# Task inputs
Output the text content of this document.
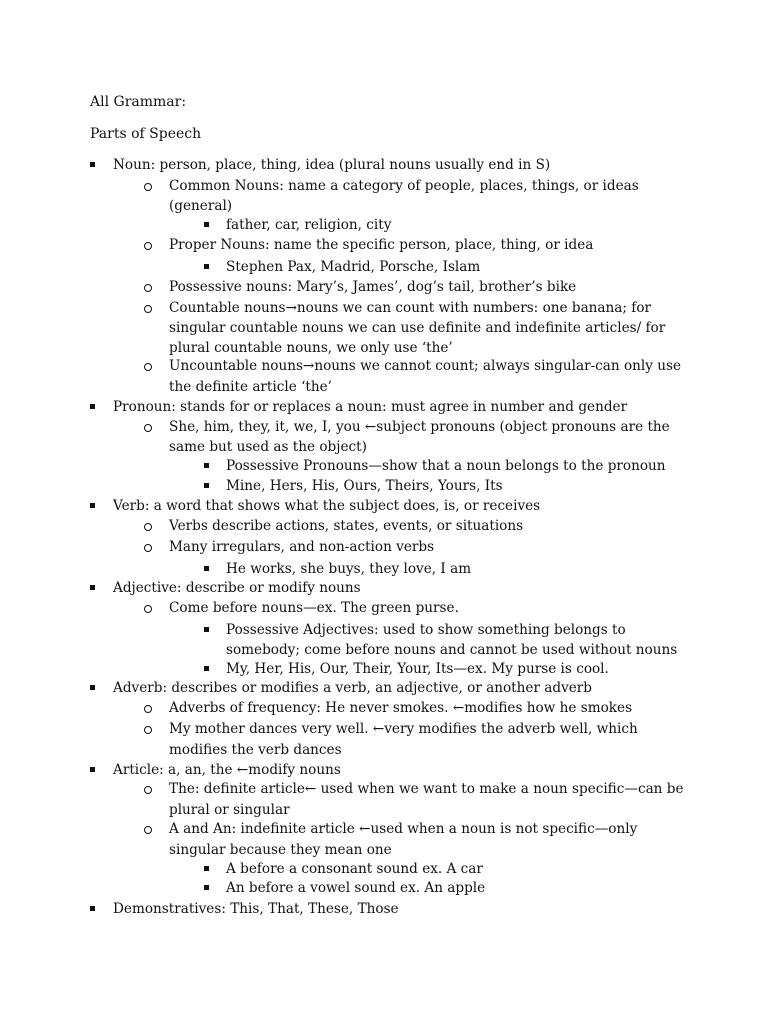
All Grammar:
Parts of Speech
Noun: person, place, thing, idea (plural nouns usually end in S)
Common Nouns: name a category of people, places, things, or ideas
(general)
father, car, religion, city
Proper Nouns: name the specific person, place, thing, or idea
Stephen Pax, Madrid, Porsche, Islam
Possessive nouns: Mary’s, James’, dog’s tail, brother’s bike
Countable nouns→nouns we can count with numbers: one banana; for
singular countable nouns we can use definite and indefinite articles/ for
plural countable nouns, we only use ‘the’
Uncountable nouns→nouns we cannot count; always singular-can only use
the definite article ‘the’
Pronoun: stands for or replaces a noun: must agree in number and gender
She, him, they, it, we, I, you ←subject pronouns (object pronouns are the
same but used as the object)
Possessive Pronouns—show that a noun belongs to the pronoun
Mine, Hers, His, Ours, Theirs, Yours, Its
Verb: a word that shows what the subject does, is, or receives
Verbs describe actions, states, events, or situations
Many irregulars, and non-action verbs
He works, she buys, they love, I am
Adjective: describe or modify nouns
Come before nouns—ex. The green purse.
Possessive Adjectives: used to show something belongs to
somebody; come before nouns and cannot be used without nouns
My, Her, His, Our, Their, Your, Its—ex. My purse is cool.
Adverb: describes or modifies a verb, an adjective, or another adverb
Adverbs of frequency: He never smokes. ←modifies how he smokes
My mother dances very well. ←very modifies the adverb well, which
modifies the verb dances
Article: a, an, the ←modify nouns
The: definite article← used when we want to make a noun specific—can be
plural or singular
A and An: indefinite article ←used when a noun is not specific—only
singular because they mean one
A before a consonant sound ex. A car
An before a vowel sound ex. An apple
Demonstratives: This, That, These, Those
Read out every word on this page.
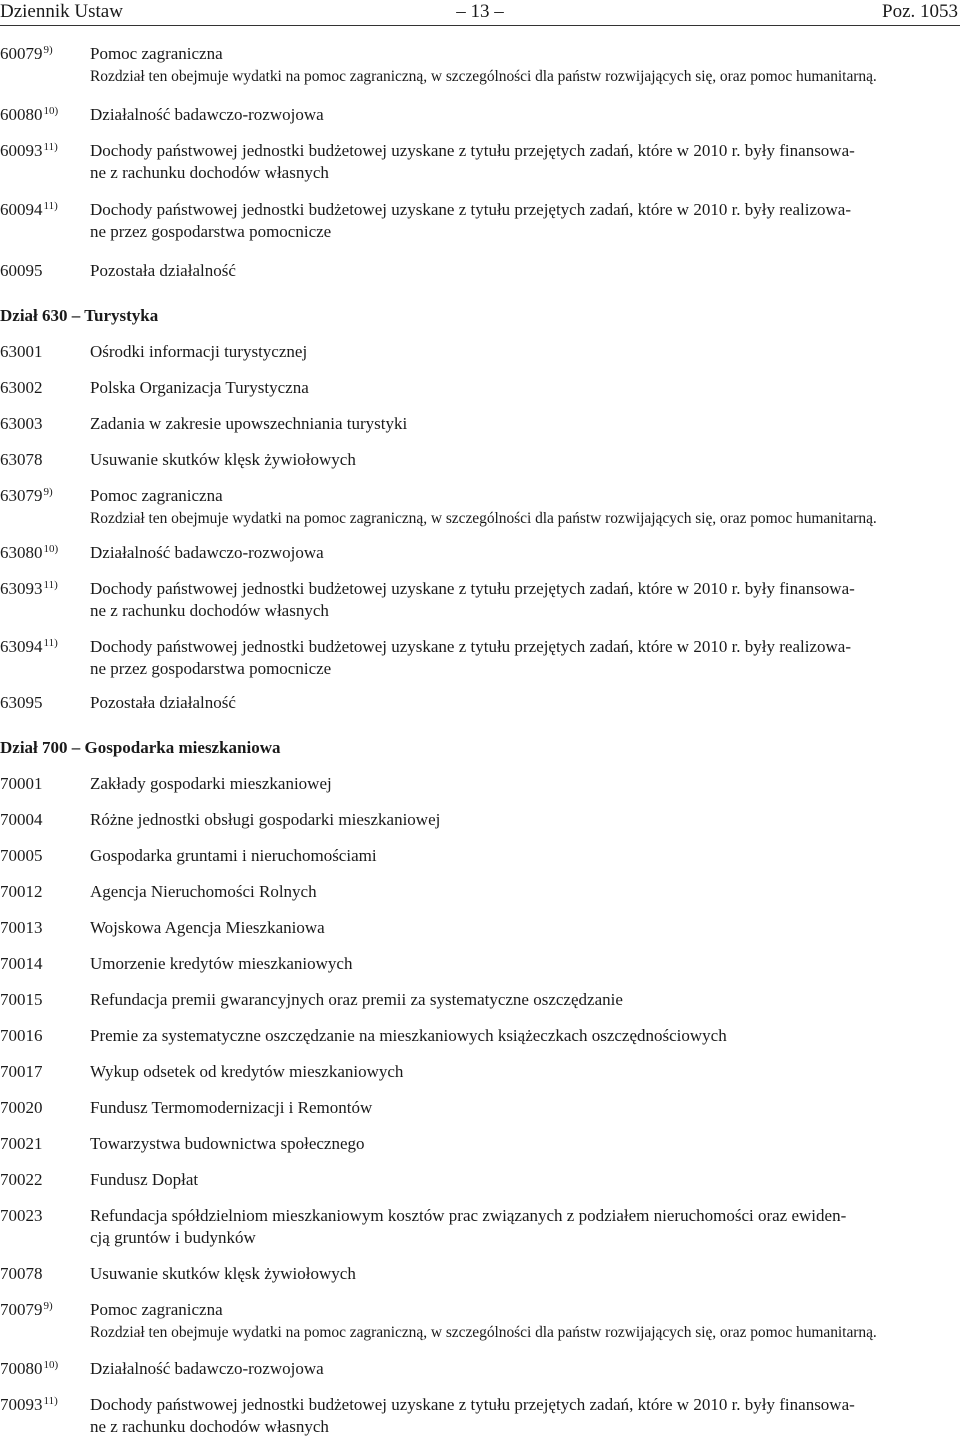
Dziennik Ustaw	– 13 –	Poz. 1053
60079$^{9)}$ Pomoc zagraniczna
Rozdział ten obejmuje wydatki na pomoc zagraniczną, w szczególności dla państw rozwijających się, oraz pomoc humanitarną.
60080$^{10)}$ Działalność badawczo-rozwojowa
60093$^{11)}$ Dochody państwowej jednostki budżetowej uzyskane z tytułu przejętych zadań, które w 2010 r. były finansowa-
ne z rachunku dochodów własnych
60094$^{11)}$ Dochody państwowej jednostki budżetowej uzyskane z tytułu przejętych zadań, które w 2010 r. były realizowa-
ne przez gospodarstwa pomocnicze
60095	Pozostała działalność
Dział 630 – Turystyka
63001	Ośrodki informacji turystycznej
63002	Polska Organizacja Turystyczna
63003	Zadania w zakresie upowszechniania turystyki
63078	Usuwanie skutków klęsk żywiołowych
63079$^{9)}$ Pomoc zagraniczna
Rozdział ten obejmuje wydatki na pomoc zagraniczną, w szczególności dla państw rozwijających się, oraz pomoc humanitarną.
63080$^{10)}$ Działalność badawczo-rozwojowa
63093$^{11)}$ Dochody państwowej jednostki budżetowej uzyskane z tytułu przejętych zadań, które w 2010 r. były finansowa-
ne z rachunku dochodów własnych
63094$^{11)}$ Dochody państwowej jednostki budżetowej uzyskane z tytułu przejętych zadań, które w 2010 r. były realizowa-
ne przez gospodarstwa pomocnicze
63095	Pozostała działalność
Dział 700 – Gospodarka mieszkaniowa
70001	Zakłady gospodarki mieszkaniowej
70004	Różne jednostki obsługi gospodarki mieszkaniowej
70005	Gospodarka gruntami i nieruchomościami
70012	Agencja Nieruchomości Rolnych
70013	Wojskowa Agencja Mieszkaniowa
70014	Umorzenie kredytów mieszkaniowych
70015	Refundacja premii gwarancyjnych oraz premii za systematyczne oszczędzanie
70016	Premie za systematyczne oszczędzanie na mieszkaniowych książeczkach oszczędnościowych
70017	Wykup odsetek od kredytów mieszkaniowych
70020	Fundusz Termomodernizacji i Remontów
70021	Towarzystwa budownictwa społecznego
70022	Fundusz Dopłat
70023	Refundacja spółdzielniom mieszkaniowym kosztów prac związanych z podziałem nieruchomości oraz ewiden-
cją gruntów i budynków
70078	Usuwanie skutków klęsk żywiołowych
70079$^{9)}$ Pomoc zagraniczna
Rozdział ten obejmuje wydatki na pomoc zagraniczną, w szczególności dla państw rozwijających się, oraz pomoc humanitarną.
70080$^{10)}$ Działalność badawczo-rozwojowa
70093$^{11)}$ Dochody państwowej jednostki budżetowej uzyskane z tytułu przejętych zadań, które w 2010 r. były finansowa-
ne z rachunku dochodów własnych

# What you will do
Gather up, from the records above, each line where the word "indefinite" appears.

# Result
singular countable nouns we can use definite and indefinite articles/ for
A and An: indefinite article ←used when a noun is not specific—only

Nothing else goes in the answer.